- Material for this task -
□ □ □
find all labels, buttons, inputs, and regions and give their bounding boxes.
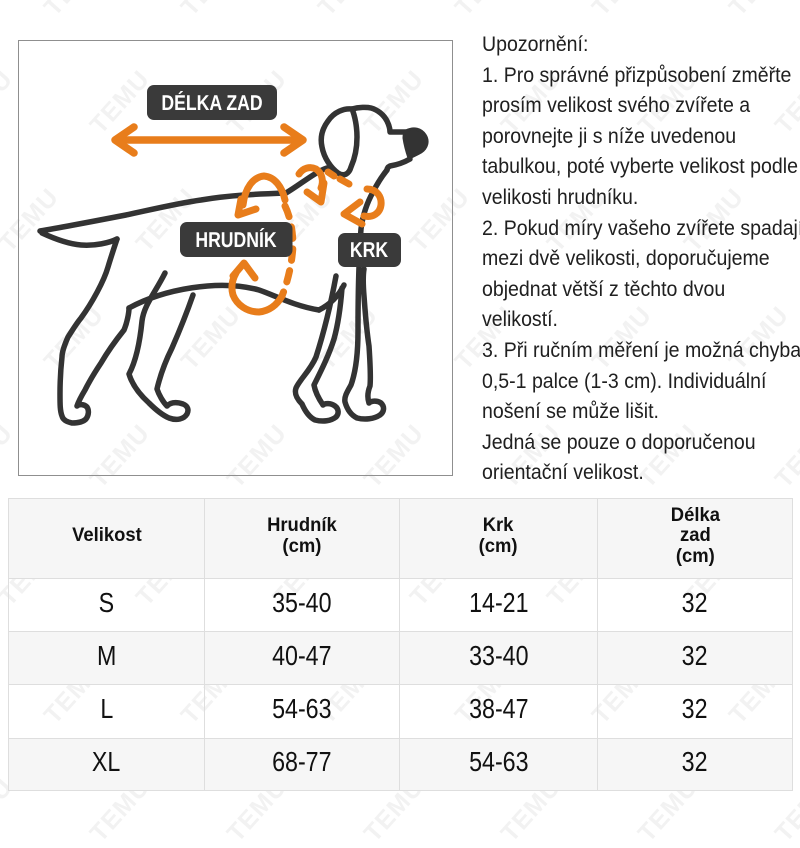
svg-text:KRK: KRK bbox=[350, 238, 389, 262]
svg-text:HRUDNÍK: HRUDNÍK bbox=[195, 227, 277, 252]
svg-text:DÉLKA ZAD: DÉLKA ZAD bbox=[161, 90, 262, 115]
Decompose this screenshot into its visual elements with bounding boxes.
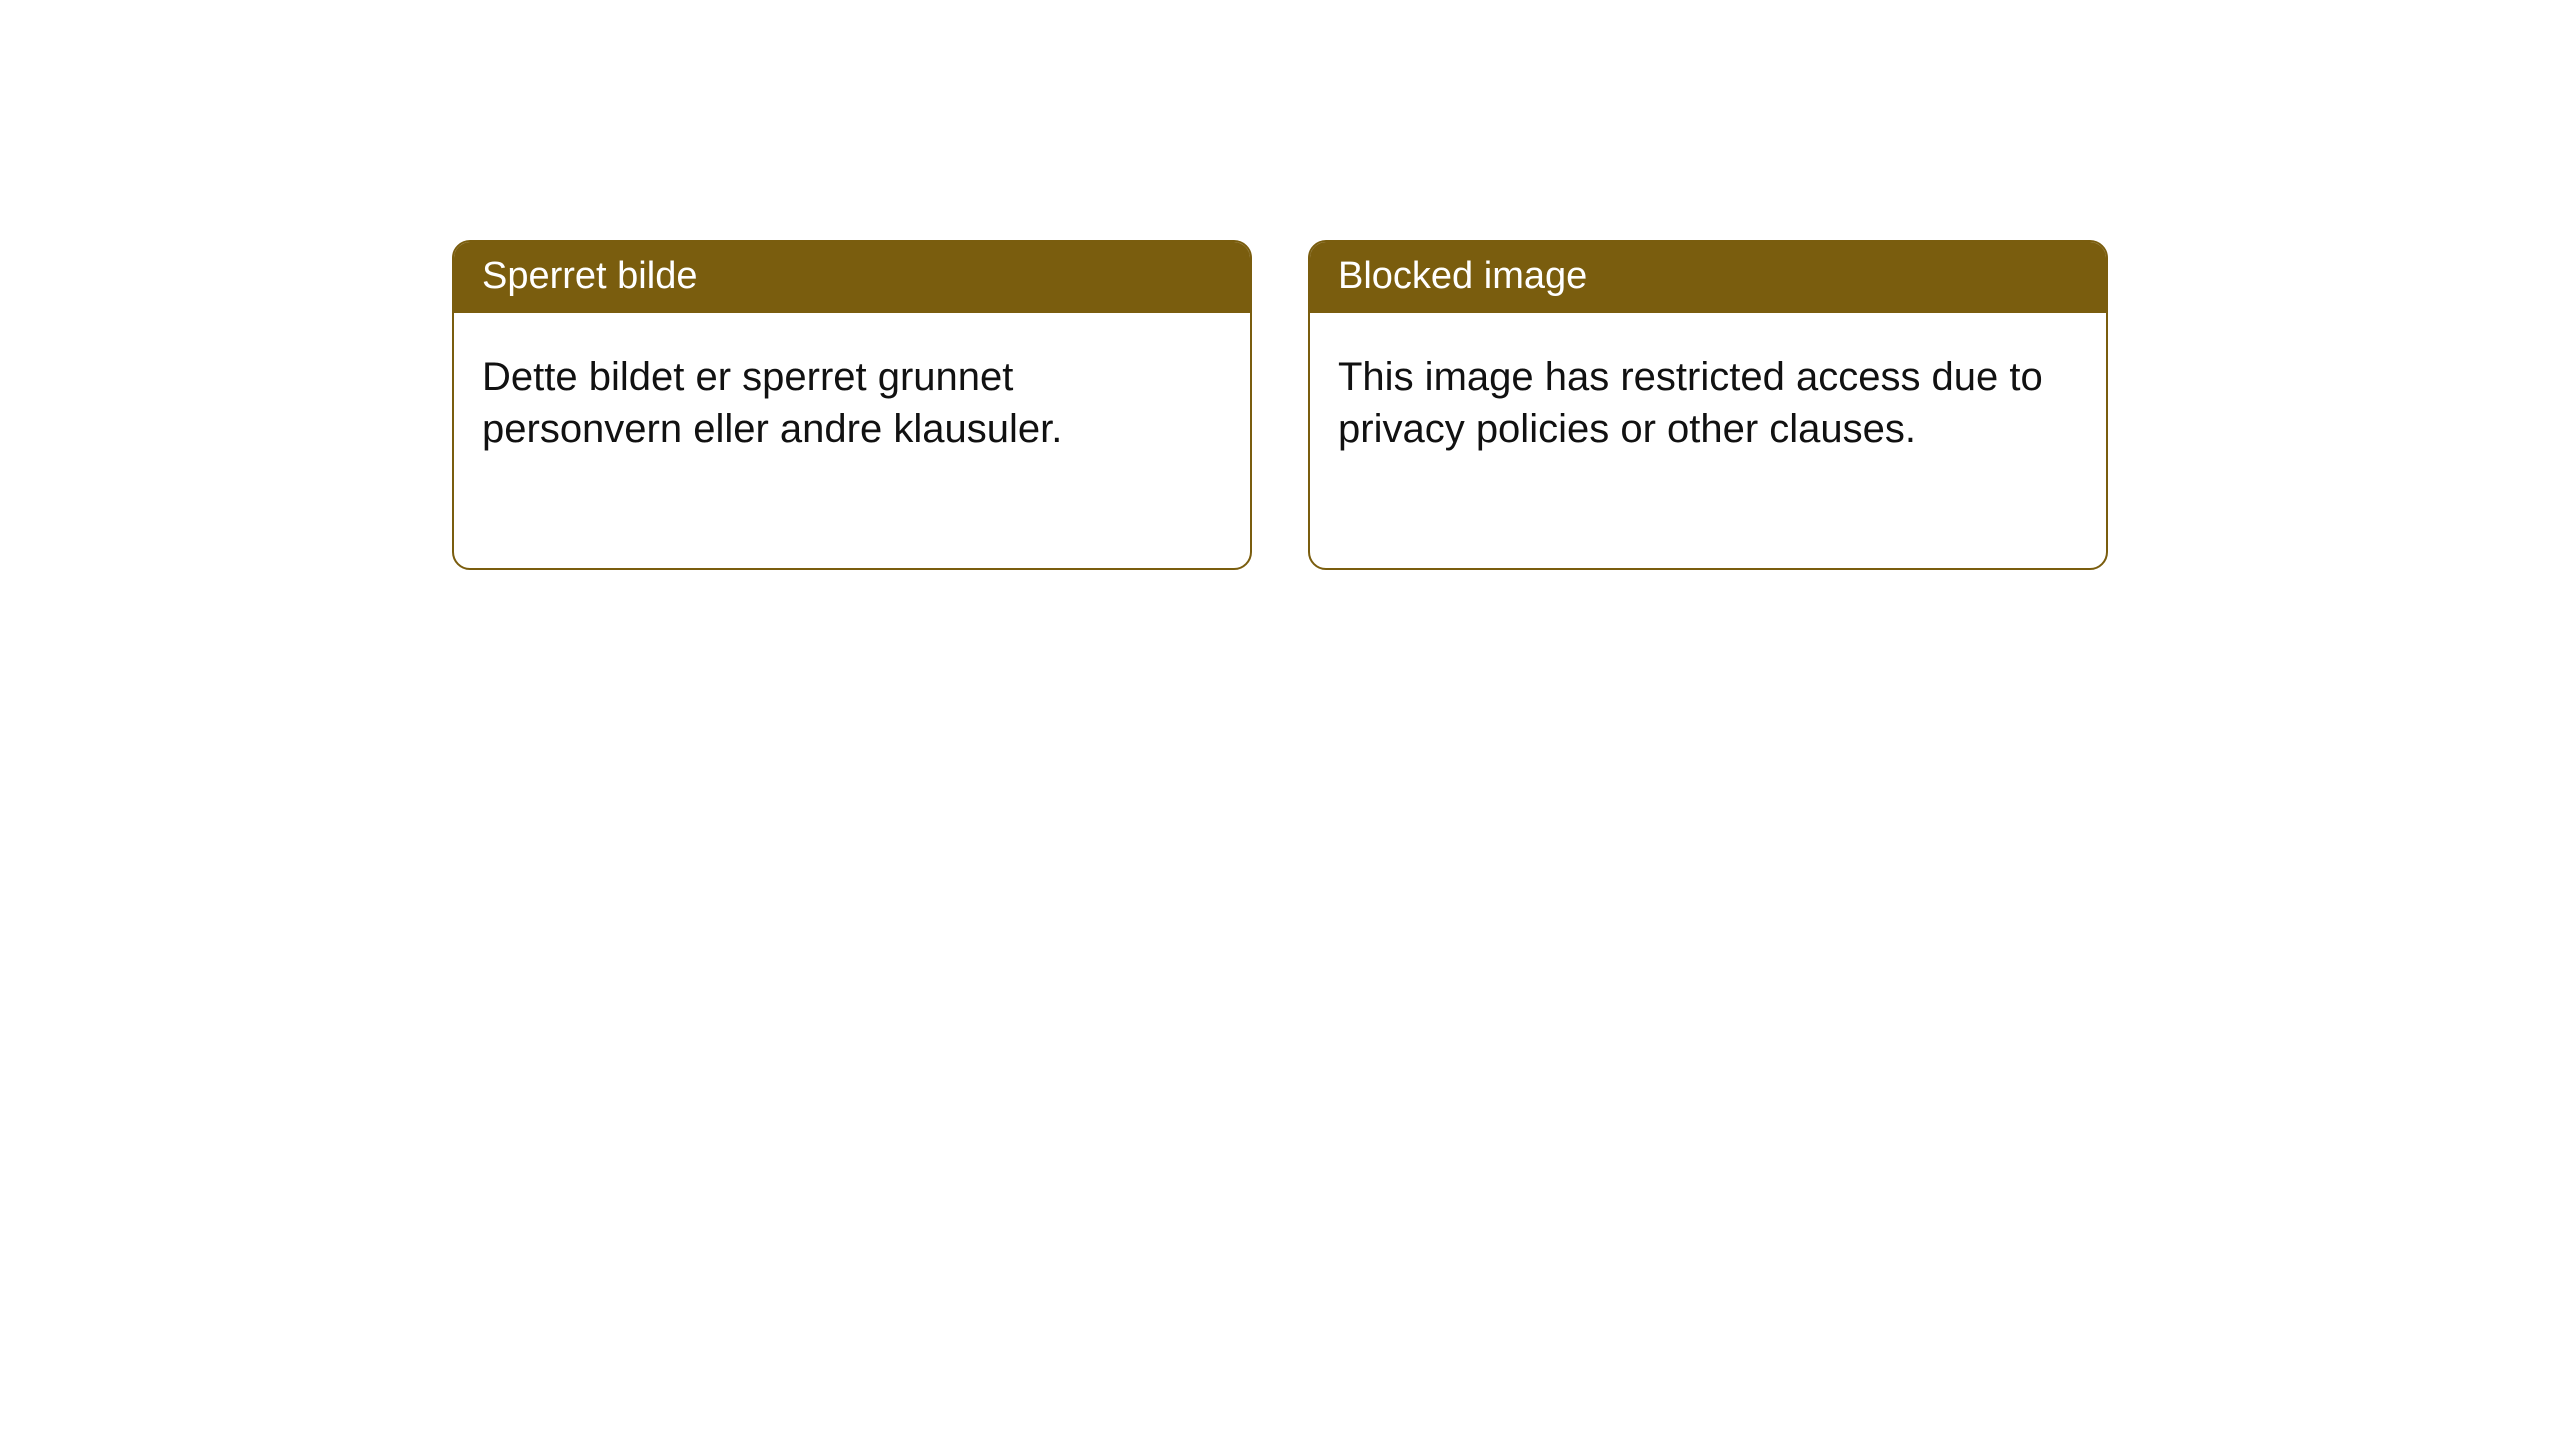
□ □ □
- Required work -
Which lines in the rows above contain the string "boxes" with the same capitalization? Copy each of them in full.

- Response to the exercise -
find all labels, buttons, inputs, and regions and give their bounding boxes.
Decompose this screenshot into its visual elements with bounding boxes.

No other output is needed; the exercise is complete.